# Extracted entries

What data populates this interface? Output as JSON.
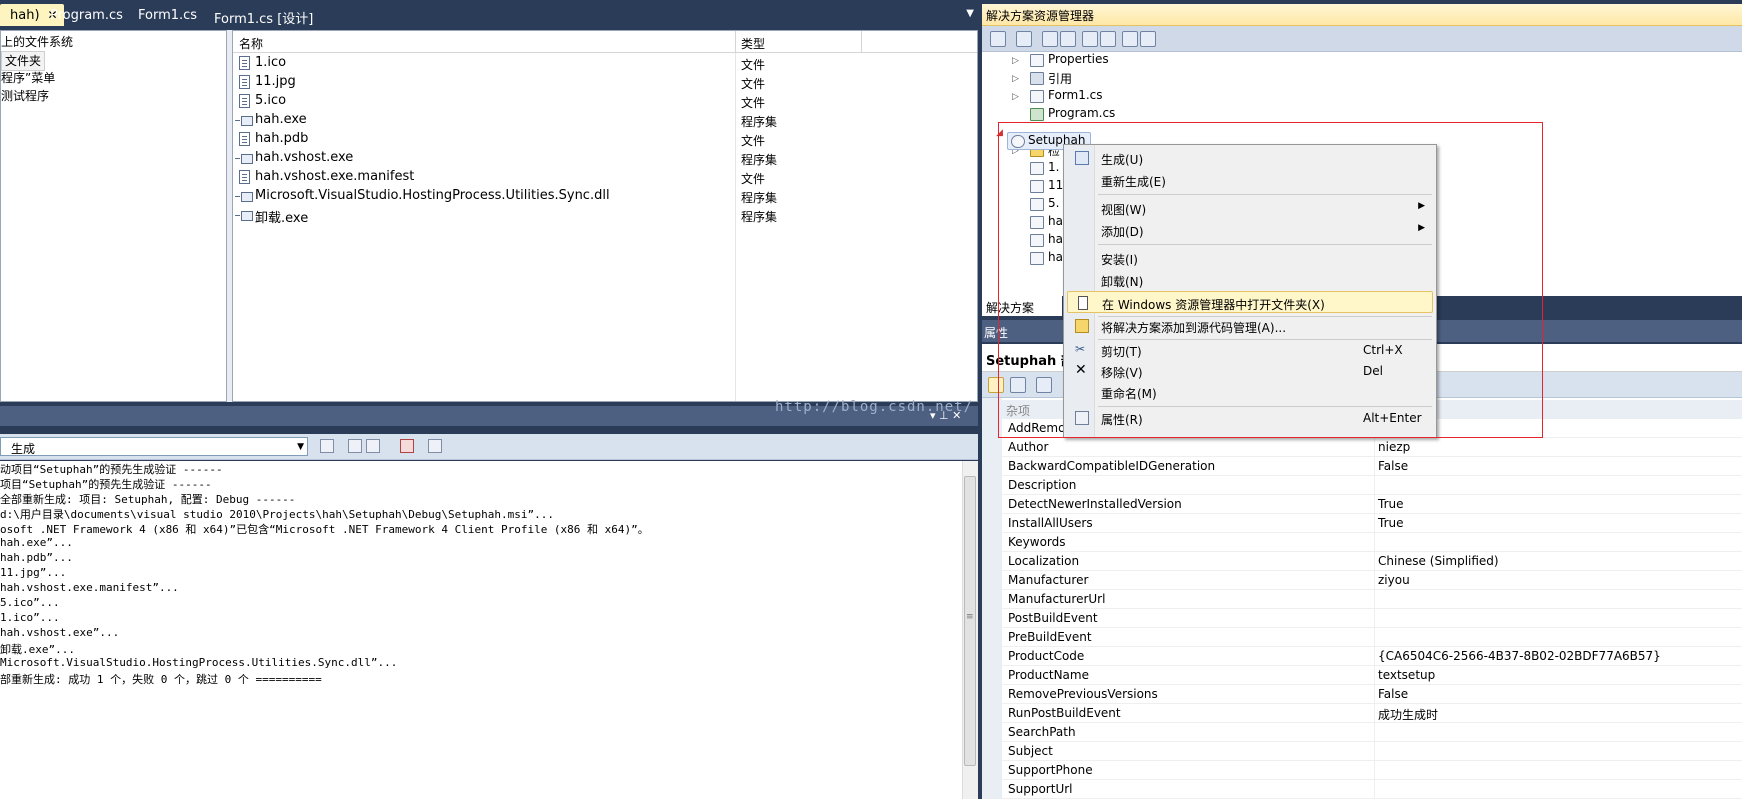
{
  "doc_tabs": [
    {
      "label": "hah)",
      "active": true
    },
    {
      "label": "Program.cs",
      "active": false
    },
    {
      "label": "Form1.cs",
      "active": false
    },
    {
      "label": "Form1.cs [设计]",
      "active": false
    }
  ],
  "fs_tree": [
    "上的文件系统",
    "文件夹",
    "程序”菜单",
    "测试程序"
  ],
  "fs_list": {
    "columns": [
      "名称",
      "类型"
    ],
    "rows": [
      {
        "name": "1.ico",
        "type": "文件",
        "icon": "file-icon"
      },
      {
        "name": "11.jpg",
        "type": "文件",
        "icon": "file-icon"
      },
      {
        "name": "5.ico",
        "type": "文件",
        "icon": "file-icon"
      },
      {
        "name": "hah.exe",
        "type": "程序集",
        "icon": "assembly-icon"
      },
      {
        "name": "hah.pdb",
        "type": "文件",
        "icon": "file-icon"
      },
      {
        "name": "hah.vshost.exe",
        "type": "程序集",
        "icon": "assembly-icon"
      },
      {
        "name": "hah.vshost.exe.manifest",
        "type": "文件",
        "icon": "file-icon"
      },
      {
        "name": "Microsoft.VisualStudio.HostingProcess.Utilities.Sync.dll",
        "type": "程序集",
        "icon": "assembly-icon"
      },
      {
        "name": "卸载.exe",
        "type": "程序集",
        "icon": "assembly-icon"
      }
    ]
  },
  "output": {
    "watermark": "http://blog.csdn.net/",
    "source_selected": "生成",
    "lines": [
      "动项目“Setuphah”的预先生成验证 ------",
      "项目“Setuphah”的预先生成验证 ------",
      "全部重新生成: 项目: Setuphah, 配置: Debug ------",
      "d:\\用户目录\\documents\\visual studio 2010\\Projects\\hah\\Setuphah\\Debug\\Setuphah.msi”...",
      "osoft .NET Framework 4 (x86 和 x64)”已包含“Microsoft .NET Framework 4 Client Profile (x86 和 x64)”。",
      "hah.exe”...",
      "hah.pdb”...",
      "11.jpg”...",
      "hah.vshost.exe.manifest”...",
      "5.ico”...",
      "1.ico”...",
      "hah.vshost.exe”...",
      "卸载.exe”...",
      "Microsoft.VisualStudio.HostingProcess.Utilities.Sync.dll”...",
      "部重新生成: 成功 1 个，失败 0 个，跳过 0 个 =========="
    ]
  },
  "solution_explorer": {
    "title": "解决方案资源管理器",
    "nodes": [
      "Properties",
      "引用",
      "Form1.cs",
      "Program.cs",
      "Setuphah",
      "检",
      "1.",
      "11",
      "5.",
      "ha",
      "ha",
      "ha"
    ],
    "bottom_tab": "解决方案"
  },
  "properties": {
    "title": "属性",
    "object_name": "Setuphah 部",
    "category": "杂项",
    "rows": [
      {
        "name": "AddRemo",
        "value": ""
      },
      {
        "name": "Author",
        "value": "niezp"
      },
      {
        "name": "BackwardCompatibleIDGeneration",
        "value": "False"
      },
      {
        "name": "Description",
        "value": ""
      },
      {
        "name": "DetectNewerInstalledVersion",
        "value": "True"
      },
      {
        "name": "InstallAllUsers",
        "value": "True"
      },
      {
        "name": "Keywords",
        "value": ""
      },
      {
        "name": "Localization",
        "value": "Chinese (Simplified)"
      },
      {
        "name": "Manufacturer",
        "value": "ziyou"
      },
      {
        "name": "ManufacturerUrl",
        "value": ""
      },
      {
        "name": "PostBuildEvent",
        "value": ""
      },
      {
        "name": "PreBuildEvent",
        "value": ""
      },
      {
        "name": "ProductCode",
        "value": "{CA6504C6-2566-4B37-8B02-02BDF77A6B57}"
      },
      {
        "name": "ProductName",
        "value": "textsetup"
      },
      {
        "name": "RemovePreviousVersions",
        "value": "False"
      },
      {
        "name": "RunPostBuildEvent",
        "value": "成功生成时"
      },
      {
        "name": "SearchPath",
        "value": ""
      },
      {
        "name": "Subject",
        "value": ""
      },
      {
        "name": "SupportPhone",
        "value": ""
      },
      {
        "name": "SupportUrl",
        "value": ""
      }
    ]
  },
  "context_menu": {
    "items": [
      {
        "label": "生成(U)",
        "accel": "",
        "submenu": false
      },
      {
        "label": "重新生成(E)",
        "accel": "",
        "submenu": false
      },
      {
        "label": "视图(W)",
        "accel": "",
        "submenu": true
      },
      {
        "label": "添加(D)",
        "accel": "",
        "submenu": true
      },
      {
        "label": "安装(I)",
        "accel": "",
        "submenu": false
      },
      {
        "label": "卸载(N)",
        "accel": "",
        "submenu": false
      },
      {
        "label": "在 Windows 资源管理器中打开文件夹(X)",
        "accel": "",
        "submenu": false,
        "highlighted": true
      },
      {
        "label": "将解决方案添加到源代码管理(A)...",
        "accel": "",
        "submenu": false
      },
      {
        "label": "剪切(T)",
        "accel": "Ctrl+X",
        "submenu": false
      },
      {
        "label": "移除(V)",
        "accel": "Del",
        "submenu": false
      },
      {
        "label": "重命名(M)",
        "accel": "",
        "submenu": false
      },
      {
        "label": "属性(R)",
        "accel": "Alt+Enter",
        "submenu": false
      }
    ]
  },
  "colors": {
    "ide_background": "#2b3c59",
    "highlight": "#fff6c9",
    "annotation_box": "#e5252b"
  }
}
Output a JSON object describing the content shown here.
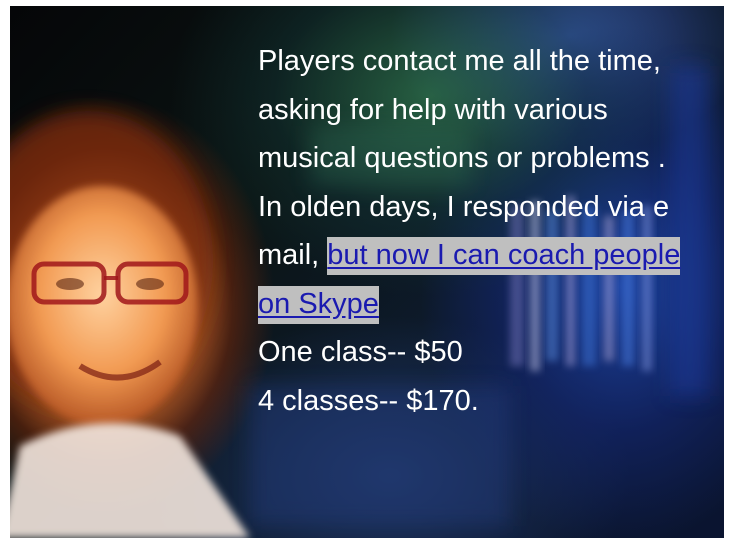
{
  "intro_text": "Players contact me all the time, asking for help with various musical questions or problems .  In olden days, I responded via e mail,",
  "coaching_link": {
    "label": "but now I can coach people on Skype"
  },
  "pricing": [
    {
      "label": "One class-- $50"
    },
    {
      "label": "4 classes-- $170."
    }
  ],
  "colors": {
    "text": "#ffffff",
    "link_text": "#1a1ab0",
    "link_highlight": "#bfbfbf",
    "page_background": "#ffffff"
  }
}
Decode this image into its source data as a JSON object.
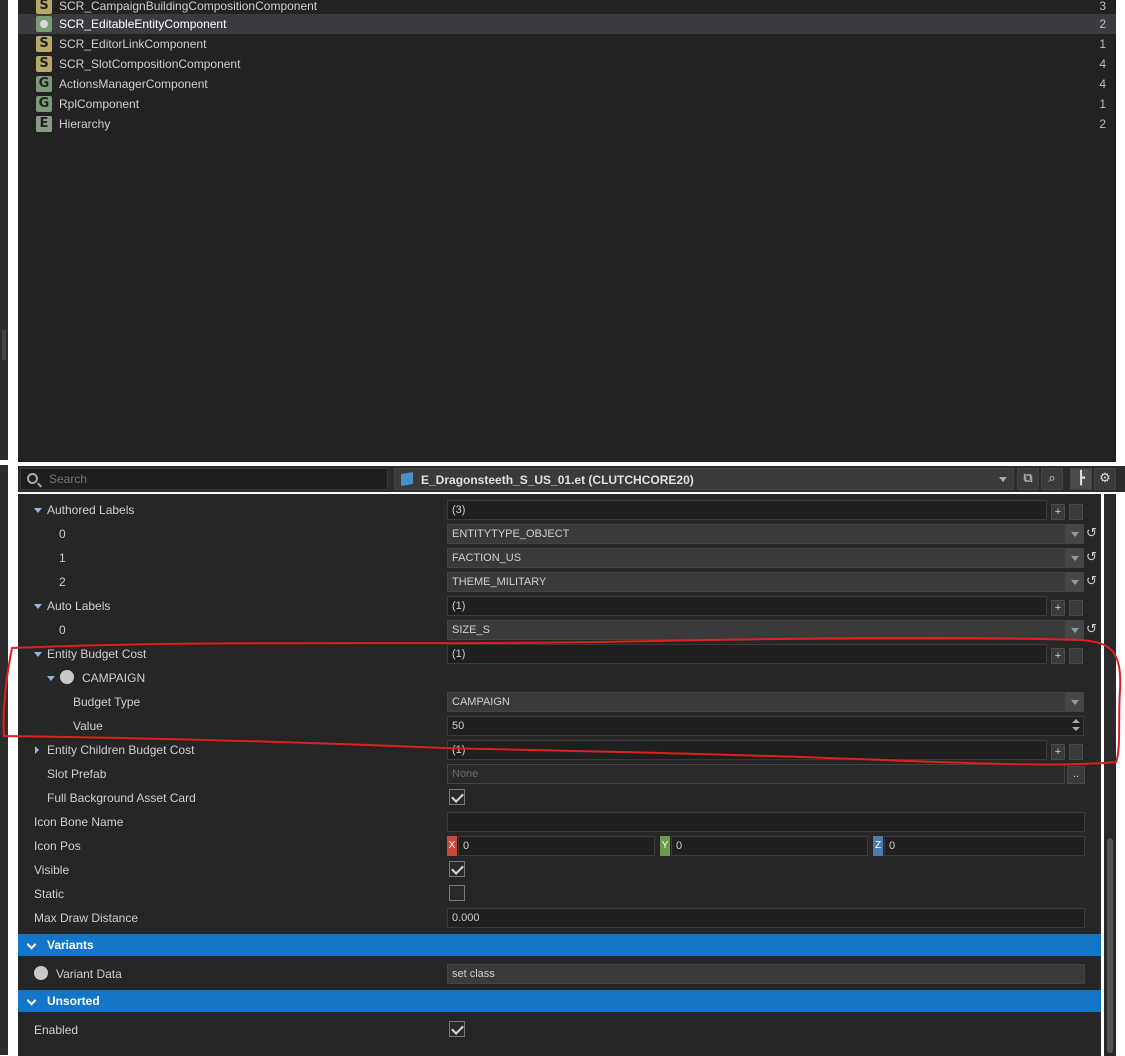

# Direction
With the pictures left out, transcribe the material exactly.

# Result
What data populates this interface? Output as JSON.
{
  "doc_tabs": [
    {
      "label": "hah)",
      "active": true
    },
    {
      "label": "Program.cs",
      "active": false
    },
    {
      "label": "Form1.cs",
      "active": false
    },
    {
      "label": "Form1.cs [设计]",
      "active": false
    }
  ],
  "fs_tree": [
    "上的文件系统",
    "文件夹",
    "程序”菜单",
    "测试程序"
  ],
  "fs_list": {
    "columns": [
      "名称",
      "类型"
    ],
    "rows": [
      {
        "name": "1.ico",
        "type": "文件",
        "icon": "file-icon"
      },
      {
        "name": "11.jpg",
        "type": "文件",
        "icon": "file-icon"
      },
      {
        "name": "5.ico",
        "type": "文件",
        "icon": "file-icon"
      },
      {
        "name": "hah.exe",
        "type": "程序集",
        "icon": "assembly-icon"
      },
      {
        "name": "hah.pdb",
        "type": "文件",
        "icon": "file-icon"
      },
      {
        "name": "hah.vshost.exe",
        "type": "程序集",
        "icon": "assembly-icon"
      },
      {
        "name": "hah.vshost.exe.manifest",
        "type": "文件",
        "icon": "file-icon"
      },
      {
        "name": "Microsoft.VisualStudio.HostingProcess.Utilities.Sync.dll",
        "type": "程序集",
        "icon": "assembly-icon"
      },
      {
        "name": "卸载.exe",
        "type": "程序集",
        "icon": "assembly-icon"
      }
    ]
  },
  "output": {
    "watermark": "http://blog.csdn.net/",
    "source_selected": "生成",
    "lines": [
      "动项目“Setuphah”的预先生成验证 ------",
      "项目“Setuphah”的预先生成验证 ------",
      "全部重新生成: 项目: Setuphah, 配置: Debug ------",
      "d:\\用户目录\\documents\\visual studio 2010\\Projects\\hah\\Setuphah\\Debug\\Setuphah.msi”...",
      "osoft .NET Framework 4 (x86 和 x64)”已包含“Microsoft .NET Framework 4 Client Profile (x86 和 x64)”。",
      "hah.exe”...",
      "hah.pdb”...",
      "11.jpg”...",
      "hah.vshost.exe.manifest”...",
      "5.ico”...",
      "1.ico”...",
      "hah.vshost.exe”...",
      "卸载.exe”...",
      "Microsoft.VisualStudio.HostingProcess.Utilities.Sync.dll”...",
      "部重新生成: 成功 1 个，失败 0 个，跳过 0 个 =========="
    ]
  },
  "solution_explorer": {
    "title": "解决方案资源管理器",
    "nodes": [
      "Properties",
      "引用",
      "Form1.cs",
      "Program.cs",
      "Setuphah",
      "检",
      "1.",
      "11",
      "5.",
      "ha",
      "ha",
      "ha"
    ],
    "bottom_tab": "解决方案"
  },
  "properties": {
    "title": "属性",
    "object_name": "Setuphah 部",
    "category": "杂项",
    "rows": [
      {
        "name": "AddRemo",
        "value": ""
      },
      {
        "name": "Author",
        "value": "niezp"
      },
      {
        "name": "BackwardCompatibleIDGeneration",
        "value": "False"
      },
      {
        "name": "Description",
        "value": ""
      },
      {
        "name": "DetectNewerInstalledVersion",
        "value": "True"
      },
      {
        "name": "InstallAllUsers",
        "value": "True"
      },
      {
        "name": "Keywords",
        "value": ""
      },
      {
        "name": "Localization",
        "value": "Chinese (Simplified)"
      },
      {
        "name": "Manufacturer",
        "value": "ziyou"
      },
      {
        "name": "ManufacturerUrl",
        "value": ""
      },
      {
        "name": "PostBuildEvent",
        "value": ""
      },
      {
        "name": "PreBuildEvent",
        "value": ""
      },
      {
        "name": "ProductCode",
        "value": "{CA6504C6-2566-4B37-8B02-02BDF77A6B57}"
      },
      {
        "name": "ProductName",
        "value": "textsetup"
      },
      {
        "name": "RemovePreviousVersions",
        "value": "False"
      },
      {
        "name": "RunPostBuildEvent",
        "value": "成功生成时"
      },
      {
        "name": "SearchPath",
        "value": ""
      },
      {
        "name": "Subject",
        "value": ""
      },
      {
        "name": "SupportPhone",
        "value": ""
      },
      {
        "name": "SupportUrl",
        "value": ""
      }
    ]
  },
  "context_menu": {
    "items": [
      {
        "label": "生成(U)",
        "accel": "",
        "submenu": false
      },
      {
        "label": "重新生成(E)",
        "accel": "",
        "submenu": false
      },
      {
        "label": "视图(W)",
        "accel": "",
        "submenu": true
      },
      {
        "label": "添加(D)",
        "accel": "",
        "submenu": true
      },
      {
        "label": "安装(I)",
        "accel": "",
        "submenu": false
      },
      {
        "label": "卸载(N)",
        "accel": "",
        "submenu": false
      },
      {
        "label": "在 Windows 资源管理器中打开文件夹(X)",
        "accel": "",
        "submenu": false,
        "highlighted": true
      },
      {
        "label": "将解决方案添加到源代码管理(A)...",
        "accel": "",
        "submenu": false
      },
      {
        "label": "剪切(T)",
        "accel": "Ctrl+X",
        "submenu": false
      },
      {
        "label": "移除(V)",
        "accel": "Del",
        "submenu": false
      },
      {
        "label": "重命名(M)",
        "accel": "",
        "submenu": false
      },
      {
        "label": "属性(R)",
        "accel": "Alt+Enter",
        "submenu": false
      }
    ]
  },
  "colors": {
    "ide_background": "#2b3c59",
    "highlight": "#fff6c9",
    "annotation_box": "#e5252b"
  }
}
Output a JSON object describing the content shown here.
{
  "intro_text": "Players contact me all the time, asking for help with various musical questions or problems .  In olden days, I responded via e mail,",
  "coaching_link": {
    "label": "but now I can coach people on Skype"
  },
  "pricing": [
    {
      "label": "One class-- $50"
    },
    {
      "label": "4 classes-- $170."
    }
  ],
  "colors": {
    "text": "#ffffff",
    "link_text": "#1a1ab0",
    "link_highlight": "#bfbfbf",
    "page_background": "#ffffff"
  }
}
Decode this image into its source data as a JSON object.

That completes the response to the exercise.